* [Task details]:
From the entries below, gather each line containing the word "icon".

* [Records to process]:
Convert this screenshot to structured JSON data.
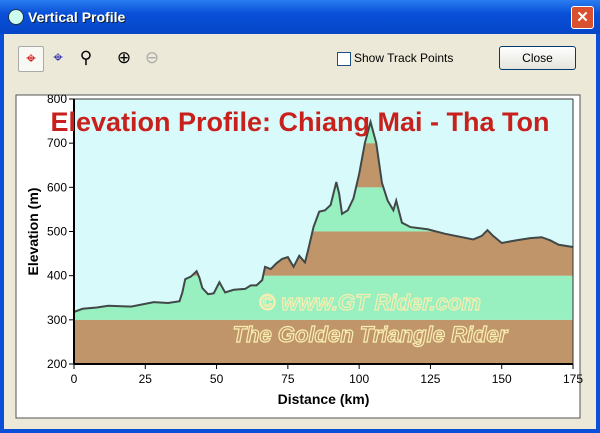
{
  "window": {
    "title": "Vertical Profile",
    "close_glyph": "✕"
  },
  "toolbar": {
    "tools": [
      {
        "icon": "crosshair-red-icon"
      },
      {
        "icon": "crosshair-blue-icon"
      },
      {
        "icon": "zoom-area-icon"
      },
      {
        "icon": "zoom-in-icon"
      },
      {
        "icon": "zoom-out-icon"
      }
    ],
    "show_track_points_label": "Show Track Points",
    "show_track_points_checked": false,
    "close_label": "Close"
  },
  "colors": {
    "background": "#d8fafa",
    "band_brown": "#c0956a",
    "band_green": "#98f0c0",
    "line": "#404848",
    "title": "#c8201c"
  },
  "chart_data": {
    "type": "area",
    "title": "Elevation Profile: Chiang Mai - Tha Ton",
    "xlabel": "Distance   (km)",
    "ylabel": "Elevation (m)",
    "xlim": [
      0,
      175
    ],
    "ylim": [
      200,
      800
    ],
    "xticks": [
      "0",
      "25",
      "50",
      "75",
      "100",
      "125",
      "150",
      "175"
    ],
    "yticks": [
      "200",
      "300",
      "400",
      "500",
      "600",
      "700",
      "800"
    ],
    "bands": [
      [
        200,
        300,
        "brown"
      ],
      [
        300,
        400,
        "green"
      ],
      [
        400,
        500,
        "brown"
      ],
      [
        500,
        600,
        "green"
      ],
      [
        600,
        700,
        "brown"
      ],
      [
        700,
        800,
        "green"
      ]
    ],
    "x": [
      0,
      3,
      8,
      12,
      20,
      28,
      33,
      37,
      38,
      39,
      41,
      43,
      44,
      45,
      47,
      49,
      51,
      53,
      56,
      60,
      62,
      64,
      66,
      67,
      69,
      71,
      73,
      75,
      77,
      79,
      81,
      82,
      84,
      86,
      88,
      90,
      92,
      93,
      94,
      96,
      98,
      100,
      102,
      104,
      106,
      108,
      110,
      112,
      113,
      115,
      118,
      124,
      130,
      140,
      143,
      145,
      147,
      150,
      155,
      160,
      164,
      167,
      170,
      175
    ],
    "y": [
      318,
      325,
      328,
      332,
      330,
      340,
      338,
      342,
      362,
      392,
      398,
      410,
      395,
      372,
      358,
      360,
      385,
      362,
      368,
      370,
      378,
      378,
      390,
      420,
      415,
      428,
      438,
      442,
      420,
      445,
      430,
      455,
      510,
      545,
      548,
      560,
      612,
      585,
      540,
      548,
      575,
      630,
      700,
      748,
      700,
      610,
      570,
      548,
      570,
      520,
      510,
      505,
      495,
      482,
      490,
      503,
      490,
      474,
      480,
      485,
      487,
      480,
      470,
      465
    ]
  },
  "watermark": {
    "line1": "©  www.GT Rider.com",
    "line2": "The Golden Triangle Rider"
  }
}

* [Solution to the problem]:
        "icon": "crosshair-red-icon"
        "icon": "crosshair-blue-icon"
        "icon": "zoom-area-icon"
        "icon": "zoom-in-icon"
        "icon": "zoom-out-icon"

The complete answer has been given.